**Stated problem**
Look through the entries and report how many lines include the word "trajectories". Give the number alone.

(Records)
----------------------------------------

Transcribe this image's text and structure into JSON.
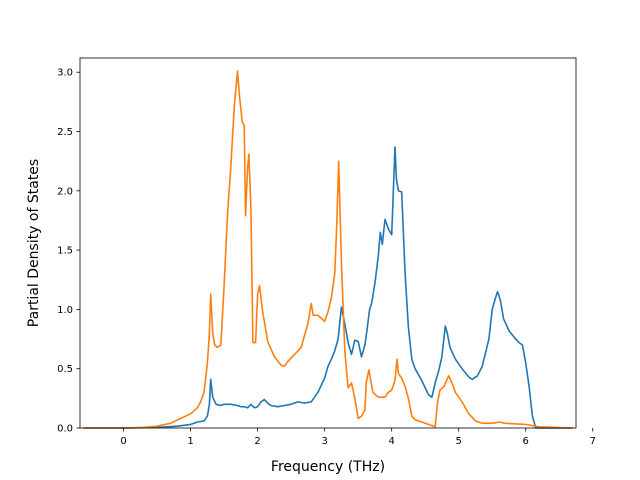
{
  "chart_data": {
    "type": "line",
    "xlabel": "Frequency (THz)",
    "ylabel": "Partial Density of States",
    "xlim": [
      -0.65,
      6.75
    ],
    "ylim": [
      0,
      3.12
    ],
    "xticks": [
      0,
      1,
      2,
      3,
      4,
      5,
      6,
      7
    ],
    "xtick_labels": [
      "0",
      "1",
      "2",
      "3",
      "4",
      "5",
      "6",
      "7"
    ],
    "yticks": [
      0,
      0.5,
      1.0,
      1.5,
      2.0,
      2.5,
      3.0
    ],
    "ytick_labels": [
      "0.0",
      "0.5",
      "1.0",
      "1.5",
      "2.0",
      "2.5",
      "3.0"
    ],
    "grid": false,
    "series": [
      {
        "color": "#1f77b4",
        "x": [
          -0.6,
          0.0,
          0.5,
          0.8,
          1.0,
          1.1,
          1.2,
          1.25,
          1.28,
          1.3,
          1.33,
          1.38,
          1.45,
          1.5,
          1.6,
          1.7,
          1.75,
          1.8,
          1.85,
          1.9,
          1.95,
          2.0,
          2.05,
          2.1,
          2.15,
          2.2,
          2.3,
          2.4,
          2.5,
          2.6,
          2.7,
          2.8,
          2.9,
          3.0,
          3.05,
          3.1,
          3.15,
          3.2,
          3.25,
          3.3,
          3.35,
          3.4,
          3.45,
          3.5,
          3.55,
          3.6,
          3.63,
          3.67,
          3.7,
          3.75,
          3.8,
          3.83,
          3.86,
          3.9,
          3.95,
          4.0,
          4.05,
          4.07,
          4.1,
          4.15,
          4.2,
          4.25,
          4.3,
          4.35,
          4.45,
          4.55,
          4.6,
          4.65,
          4.7,
          4.75,
          4.8,
          4.83,
          4.87,
          4.95,
          5.05,
          5.15,
          5.2,
          5.28,
          5.35,
          5.45,
          5.5,
          5.55,
          5.58,
          5.62,
          5.67,
          5.75,
          5.85,
          5.9,
          5.95,
          6.0,
          6.05,
          6.1,
          6.15,
          6.7
        ],
        "y": [
          0,
          0,
          0.005,
          0.015,
          0.03,
          0.05,
          0.06,
          0.1,
          0.2,
          0.41,
          0.26,
          0.2,
          0.19,
          0.2,
          0.2,
          0.19,
          0.18,
          0.18,
          0.17,
          0.2,
          0.17,
          0.18,
          0.22,
          0.24,
          0.21,
          0.19,
          0.18,
          0.19,
          0.2,
          0.22,
          0.21,
          0.22,
          0.3,
          0.42,
          0.52,
          0.58,
          0.65,
          0.75,
          1.02,
          0.88,
          0.72,
          0.62,
          0.74,
          0.73,
          0.6,
          0.7,
          0.82,
          1.0,
          1.05,
          1.22,
          1.45,
          1.65,
          1.55,
          1.76,
          1.68,
          1.63,
          2.37,
          2.1,
          2.0,
          1.99,
          1.3,
          0.85,
          0.58,
          0.5,
          0.4,
          0.28,
          0.26,
          0.38,
          0.48,
          0.6,
          0.86,
          0.8,
          0.68,
          0.58,
          0.5,
          0.43,
          0.41,
          0.44,
          0.52,
          0.75,
          1.0,
          1.1,
          1.15,
          1.08,
          0.92,
          0.82,
          0.75,
          0.72,
          0.7,
          0.55,
          0.35,
          0.1,
          0,
          0
        ]
      },
      {
        "color": "#ff7f0e",
        "x": [
          -0.6,
          0.0,
          0.3,
          0.5,
          0.7,
          0.85,
          1.0,
          1.1,
          1.15,
          1.2,
          1.25,
          1.28,
          1.3,
          1.33,
          1.36,
          1.4,
          1.45,
          1.5,
          1.55,
          1.6,
          1.65,
          1.7,
          1.73,
          1.77,
          1.8,
          1.82,
          1.85,
          1.87,
          1.9,
          1.93,
          1.97,
          2.0,
          2.03,
          2.07,
          2.1,
          2.15,
          2.25,
          2.35,
          2.4,
          2.45,
          2.55,
          2.65,
          2.7,
          2.75,
          2.8,
          2.83,
          2.9,
          3.0,
          3.05,
          3.1,
          3.15,
          3.18,
          3.21,
          3.25,
          3.3,
          3.35,
          3.4,
          3.45,
          3.5,
          3.55,
          3.6,
          3.62,
          3.66,
          3.72,
          3.8,
          3.9,
          3.95,
          4.0,
          4.05,
          4.08,
          4.1,
          4.15,
          4.2,
          4.25,
          4.3,
          4.35,
          4.4,
          4.5,
          4.6,
          4.65,
          4.68,
          4.72,
          4.78,
          4.85,
          4.9,
          4.95,
          5.05,
          5.15,
          5.25,
          5.35,
          5.5,
          5.6,
          5.7,
          6.0,
          6.1,
          6.2,
          6.7
        ],
        "y": [
          0,
          0,
          0.005,
          0.015,
          0.04,
          0.08,
          0.12,
          0.17,
          0.22,
          0.3,
          0.55,
          0.8,
          1.13,
          0.8,
          0.7,
          0.68,
          0.7,
          1.2,
          1.8,
          2.2,
          2.7,
          3.01,
          2.8,
          2.58,
          2.55,
          1.79,
          2.2,
          2.31,
          1.85,
          0.72,
          0.72,
          1.13,
          1.2,
          1.0,
          0.9,
          0.73,
          0.6,
          0.53,
          0.52,
          0.56,
          0.62,
          0.68,
          0.78,
          0.88,
          1.05,
          0.95,
          0.95,
          0.9,
          0.98,
          1.1,
          1.3,
          1.7,
          2.25,
          1.4,
          0.65,
          0.34,
          0.38,
          0.25,
          0.08,
          0.1,
          0.15,
          0.38,
          0.49,
          0.3,
          0.26,
          0.26,
          0.3,
          0.32,
          0.4,
          0.58,
          0.46,
          0.42,
          0.35,
          0.25,
          0.1,
          0.07,
          0.06,
          0.04,
          0.02,
          0.01,
          0.2,
          0.32,
          0.35,
          0.44,
          0.38,
          0.3,
          0.22,
          0.12,
          0.06,
          0.04,
          0.04,
          0.05,
          0.04,
          0.03,
          0.02,
          0.01,
          0
        ]
      }
    ]
  }
}
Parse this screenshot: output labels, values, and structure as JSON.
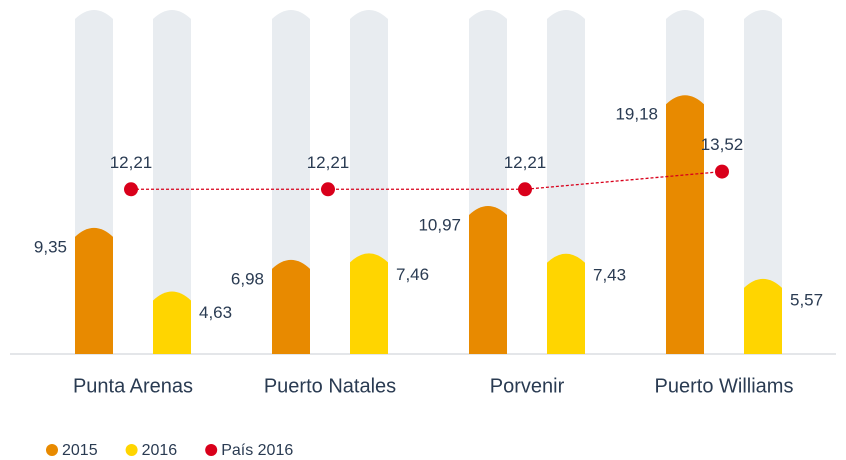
{
  "chart_data": {
    "type": "bar",
    "categories": [
      "Punta Arenas",
      "Puerto Natales",
      "Porvenir",
      "Puerto Williams"
    ],
    "series": [
      {
        "name": "2015",
        "color": "#e88a00",
        "values": [
          9.35,
          6.98,
          10.97,
          19.18
        ],
        "value_labels": [
          "9,35",
          "6,98",
          "10,97",
          "19,18"
        ]
      },
      {
        "name": "2016",
        "color": "#ffd500",
        "values": [
          4.63,
          7.46,
          7.43,
          5.57
        ],
        "value_labels": [
          "4,63",
          "7,46",
          "7,43",
          "5,57"
        ]
      },
      {
        "name": "País 2016",
        "color": "#d9001b",
        "type": "line",
        "values": [
          12.21,
          12.21,
          12.21,
          13.52
        ],
        "value_labels": [
          "12,21",
          "12,21",
          "12,21",
          "13,52"
        ]
      }
    ],
    "ylim": [
      0,
      25.5
    ],
    "legend": "bottom-left"
  }
}
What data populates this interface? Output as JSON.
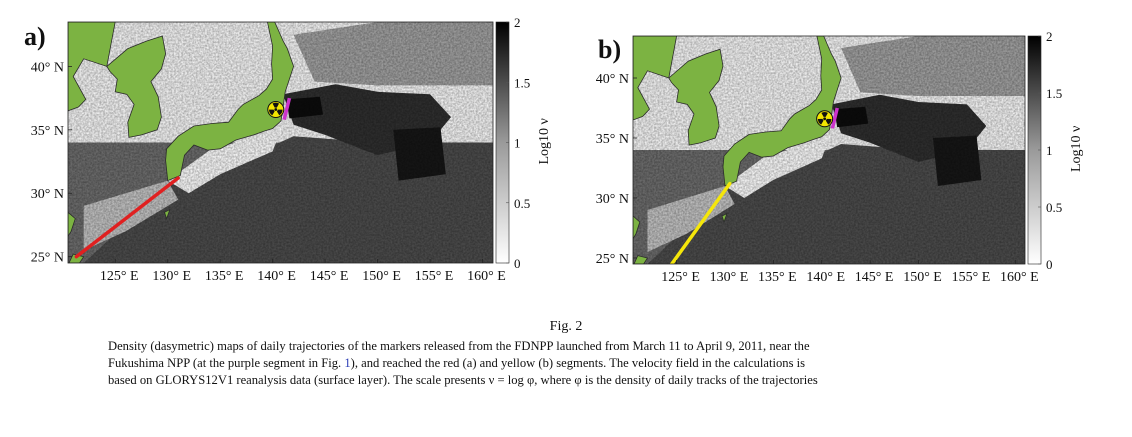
{
  "chart_data": [
    {
      "type": "heatmap",
      "panel_label": "a)",
      "x_tick_labels": [
        "125° E",
        "130° E",
        "135° E",
        "140° E",
        "145° E",
        "150° E",
        "155° E",
        "160° E"
      ],
      "x_ticks": [
        125,
        130,
        135,
        140,
        145,
        150,
        155,
        160
      ],
      "y_tick_labels": [
        "25° N",
        "30° N",
        "35° N",
        "40° N"
      ],
      "y_ticks": [
        25,
        30,
        35,
        40
      ],
      "xlim": [
        120.5,
        161
      ],
      "ylim": [
        24.5,
        43.5
      ],
      "colorbar": {
        "label": "Log10 ν",
        "range": [
          0,
          2
        ],
        "ticks": [
          0,
          0.5,
          1,
          1.5,
          2
        ],
        "tick_labels": [
          "0",
          "0.5",
          "1",
          "1.5",
          "2"
        ]
      },
      "segment": {
        "color": "#e02020",
        "lon": [
          121.3,
          131.0
        ],
        "lat": [
          25.0,
          31.2
        ]
      },
      "source_segment": {
        "color": "#cc33cc",
        "lon": [
          141.1,
          141.6
        ],
        "lat": [
          35.8,
          37.5
        ]
      },
      "colors": {
        "land": "#7cb342",
        "segment": "#e02020"
      }
    },
    {
      "type": "heatmap",
      "panel_label": "b)",
      "x_tick_labels": [
        "125° E",
        "130° E",
        "135° E",
        "140° E",
        "145° E",
        "150° E",
        "155° E",
        "160° E"
      ],
      "x_ticks": [
        125,
        130,
        135,
        140,
        145,
        150,
        155,
        160
      ],
      "y_tick_labels": [
        "25° N",
        "30° N",
        "35° N",
        "40° N"
      ],
      "y_ticks": [
        25,
        30,
        35,
        40
      ],
      "xlim": [
        120.5,
        161
      ],
      "ylim": [
        24.5,
        43.5
      ],
      "colorbar": {
        "label": "Log10 ν",
        "range": [
          0,
          2
        ],
        "ticks": [
          0,
          0.5,
          1,
          1.5,
          2
        ],
        "tick_labels": [
          "0",
          "0.5",
          "1",
          "1.5",
          "2"
        ]
      },
      "segment": {
        "color": "#f5e60a",
        "lon": [
          124.5,
          130.5
        ],
        "lat": [
          24.5,
          31.2
        ]
      },
      "source_segment": {
        "color": "#cc33cc",
        "lon": [
          141.1,
          141.6
        ],
        "lat": [
          35.8,
          37.5
        ]
      },
      "colors": {
        "land": "#7cb342",
        "segment": "#f5e60a"
      }
    }
  ],
  "caption": {
    "fig_label": "Fig. 2",
    "line1": "Density (dasymetric) maps of daily trajectories of the markers released from the FDNPP launched from March 11 to April 9, 2011, near the",
    "line2_a": "Fukushima NPP (at the purple segment in Fig. ",
    "line2_ref": "1",
    "line2_b": "), and reached the red (a) and yellow (b) segments. The velocity field in the calculations is",
    "line3": "based on GLORYS12V1 reanalysis data (surface layer). The scale presents ν = log φ, where φ is the density of daily tracks of the trajectories"
  }
}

----------------------------------------

**Task result**
2